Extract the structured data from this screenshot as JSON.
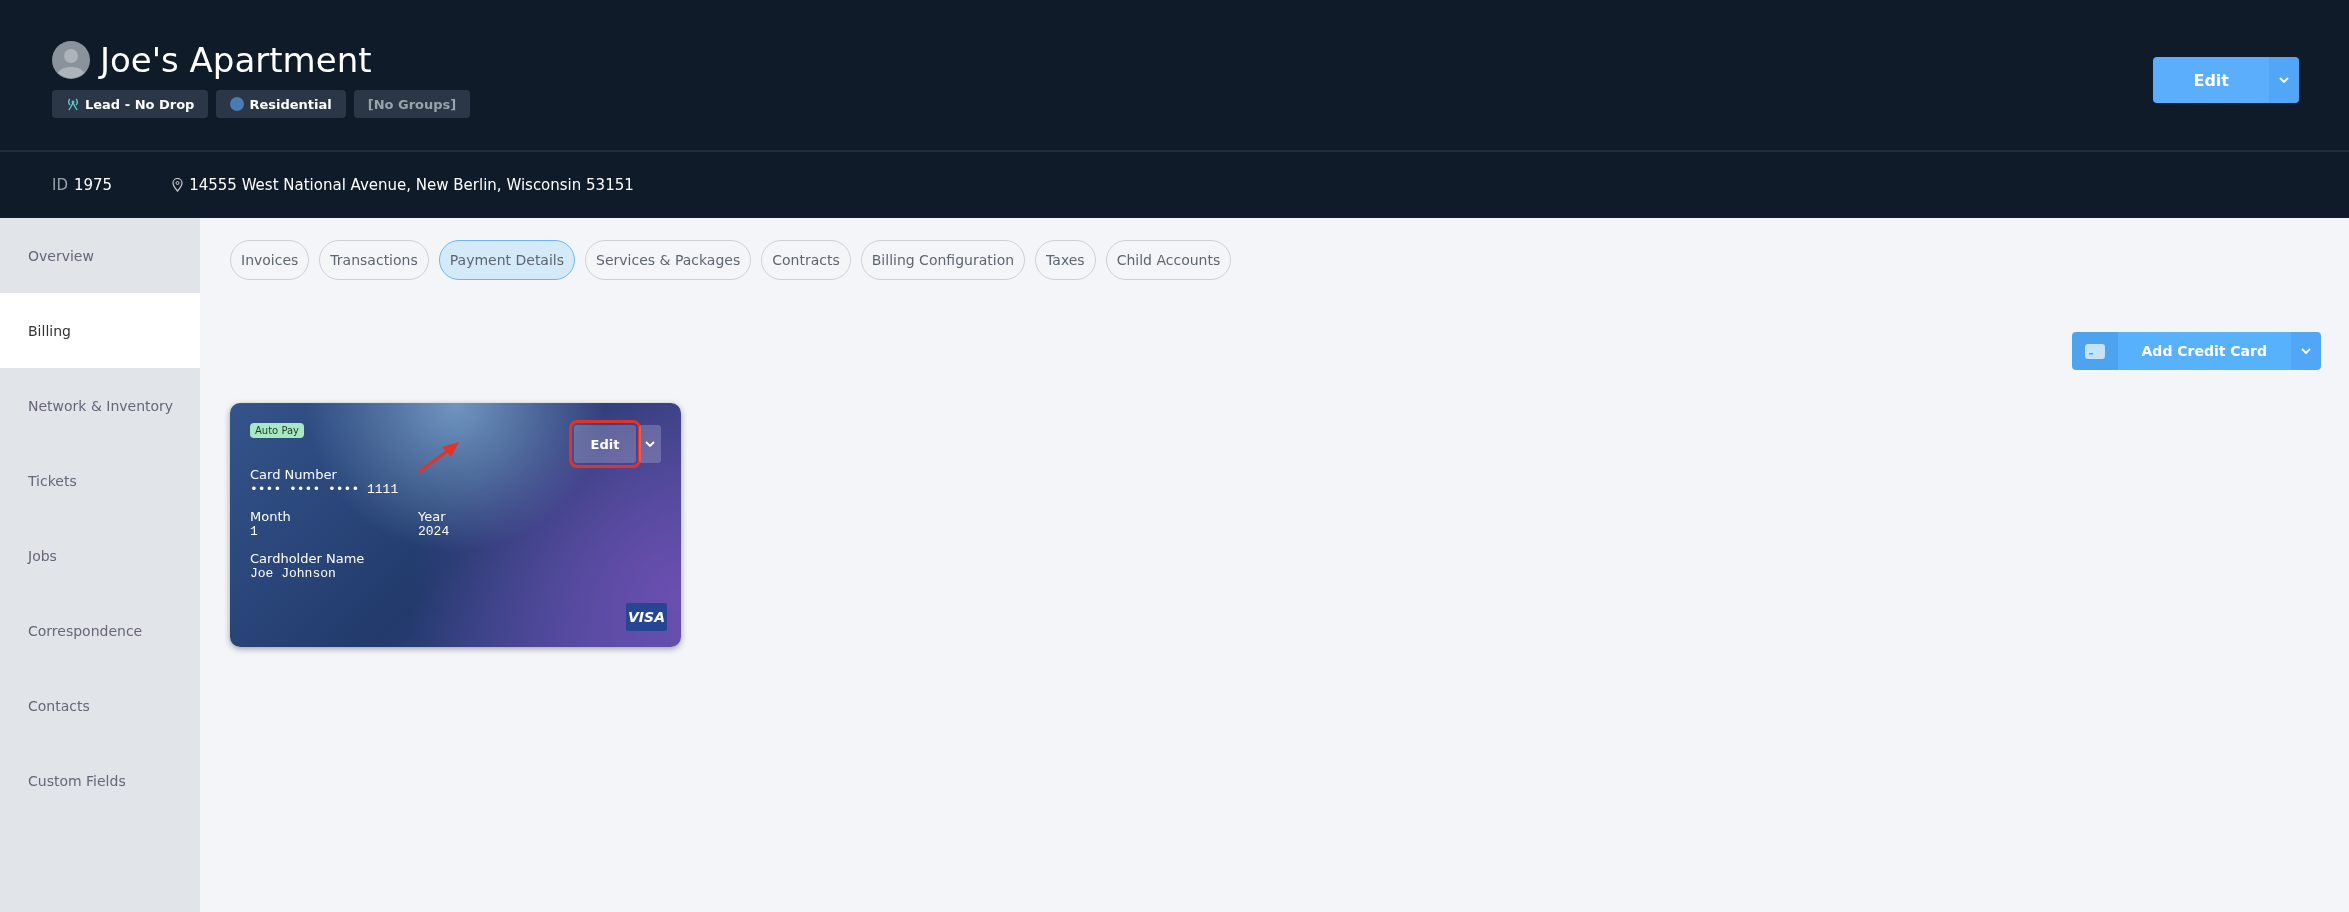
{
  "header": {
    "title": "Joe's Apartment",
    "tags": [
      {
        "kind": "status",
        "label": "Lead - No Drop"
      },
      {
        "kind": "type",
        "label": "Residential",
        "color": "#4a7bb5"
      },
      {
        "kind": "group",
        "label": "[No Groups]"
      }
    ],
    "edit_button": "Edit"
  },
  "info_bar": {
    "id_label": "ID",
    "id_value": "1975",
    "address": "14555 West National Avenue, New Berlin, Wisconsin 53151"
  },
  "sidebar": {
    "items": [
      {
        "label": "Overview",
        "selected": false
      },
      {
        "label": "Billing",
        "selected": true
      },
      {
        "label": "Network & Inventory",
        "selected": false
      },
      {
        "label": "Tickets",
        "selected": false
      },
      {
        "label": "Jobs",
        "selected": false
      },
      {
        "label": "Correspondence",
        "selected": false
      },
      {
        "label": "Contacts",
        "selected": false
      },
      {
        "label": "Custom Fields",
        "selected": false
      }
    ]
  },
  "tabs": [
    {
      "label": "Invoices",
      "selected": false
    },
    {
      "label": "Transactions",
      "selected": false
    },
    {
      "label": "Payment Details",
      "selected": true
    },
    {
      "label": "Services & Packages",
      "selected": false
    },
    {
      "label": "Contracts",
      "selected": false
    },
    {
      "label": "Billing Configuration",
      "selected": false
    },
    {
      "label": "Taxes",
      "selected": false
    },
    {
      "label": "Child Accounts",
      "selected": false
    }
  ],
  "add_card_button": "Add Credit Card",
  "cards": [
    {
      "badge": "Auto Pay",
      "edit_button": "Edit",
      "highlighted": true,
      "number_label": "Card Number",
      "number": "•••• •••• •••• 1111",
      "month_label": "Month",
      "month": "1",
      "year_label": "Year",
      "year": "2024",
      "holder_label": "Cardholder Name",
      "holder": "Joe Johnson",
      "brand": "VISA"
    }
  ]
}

___

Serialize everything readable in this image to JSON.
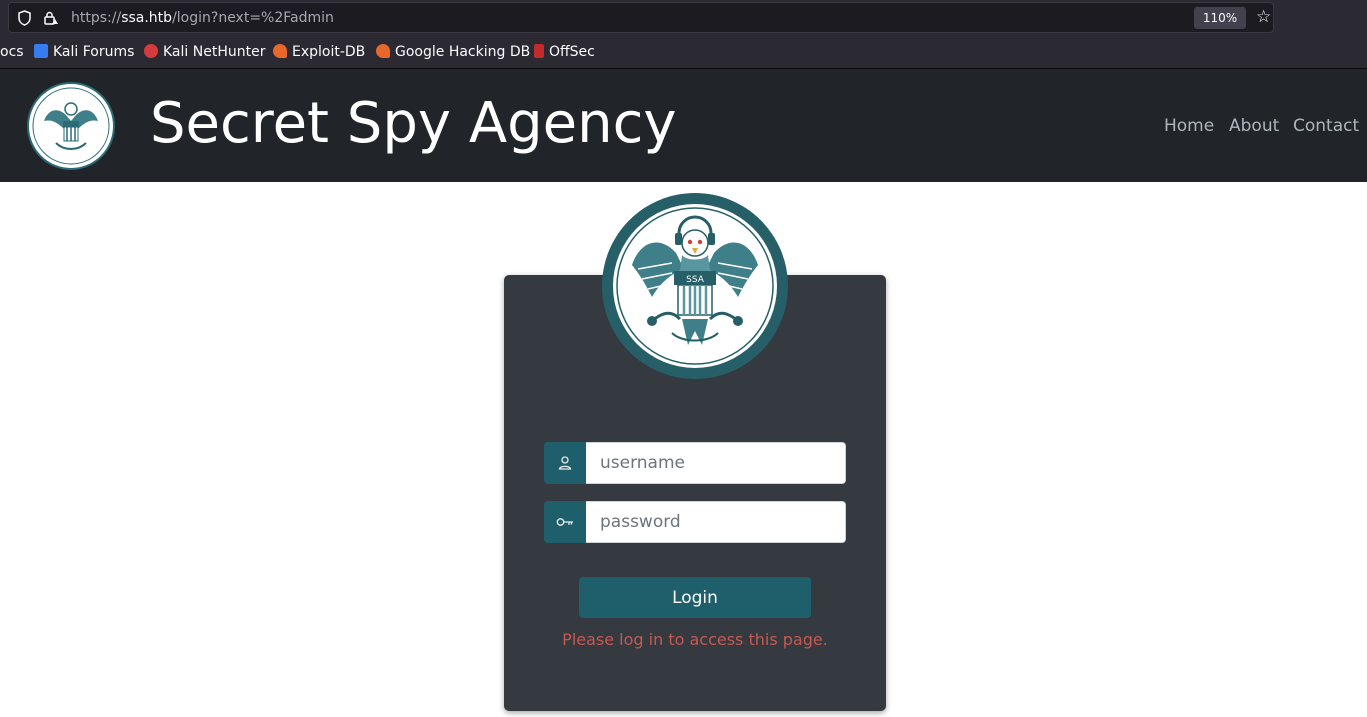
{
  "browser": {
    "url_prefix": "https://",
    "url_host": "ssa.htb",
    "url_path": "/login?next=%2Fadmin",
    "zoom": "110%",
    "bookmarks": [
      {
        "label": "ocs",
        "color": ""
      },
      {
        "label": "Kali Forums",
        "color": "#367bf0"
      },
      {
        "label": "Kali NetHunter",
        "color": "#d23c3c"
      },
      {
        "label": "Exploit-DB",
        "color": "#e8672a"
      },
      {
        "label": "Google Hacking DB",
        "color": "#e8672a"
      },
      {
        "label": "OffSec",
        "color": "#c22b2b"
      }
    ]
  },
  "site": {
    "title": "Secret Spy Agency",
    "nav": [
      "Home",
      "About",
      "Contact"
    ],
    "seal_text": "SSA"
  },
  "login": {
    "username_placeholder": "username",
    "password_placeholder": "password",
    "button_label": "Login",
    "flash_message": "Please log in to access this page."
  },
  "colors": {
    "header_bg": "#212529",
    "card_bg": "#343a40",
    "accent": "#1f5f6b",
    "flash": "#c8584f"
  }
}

___

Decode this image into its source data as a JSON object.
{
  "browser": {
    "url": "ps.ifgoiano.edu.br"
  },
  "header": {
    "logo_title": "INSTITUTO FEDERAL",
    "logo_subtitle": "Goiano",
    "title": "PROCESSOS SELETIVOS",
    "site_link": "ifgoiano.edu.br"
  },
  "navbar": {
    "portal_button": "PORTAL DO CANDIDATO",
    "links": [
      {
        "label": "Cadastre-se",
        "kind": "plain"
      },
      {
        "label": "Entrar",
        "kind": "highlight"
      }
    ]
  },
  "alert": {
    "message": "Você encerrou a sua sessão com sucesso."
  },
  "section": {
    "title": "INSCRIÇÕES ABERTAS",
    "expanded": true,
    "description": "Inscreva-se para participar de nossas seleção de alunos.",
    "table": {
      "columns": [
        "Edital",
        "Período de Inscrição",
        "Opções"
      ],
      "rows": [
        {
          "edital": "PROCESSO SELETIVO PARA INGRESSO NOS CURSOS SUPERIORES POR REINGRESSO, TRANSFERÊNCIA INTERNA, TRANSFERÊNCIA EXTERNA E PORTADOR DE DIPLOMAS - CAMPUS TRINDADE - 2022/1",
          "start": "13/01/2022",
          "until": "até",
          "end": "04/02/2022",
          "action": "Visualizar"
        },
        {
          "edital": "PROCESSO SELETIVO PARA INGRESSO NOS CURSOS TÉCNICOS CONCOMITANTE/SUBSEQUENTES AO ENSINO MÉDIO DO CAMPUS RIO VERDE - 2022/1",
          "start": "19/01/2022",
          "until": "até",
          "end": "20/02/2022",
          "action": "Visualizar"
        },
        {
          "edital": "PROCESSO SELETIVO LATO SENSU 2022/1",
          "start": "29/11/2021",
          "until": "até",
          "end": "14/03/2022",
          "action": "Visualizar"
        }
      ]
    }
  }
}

___

* _EXERCISE TASK_: Identify the lines in the entries that hold "data" and return each one.

* _WRITTEN RESPONSE_:
Extract the structured data from this screenshot as JSON.
Decode this image into its source data as a JSON object.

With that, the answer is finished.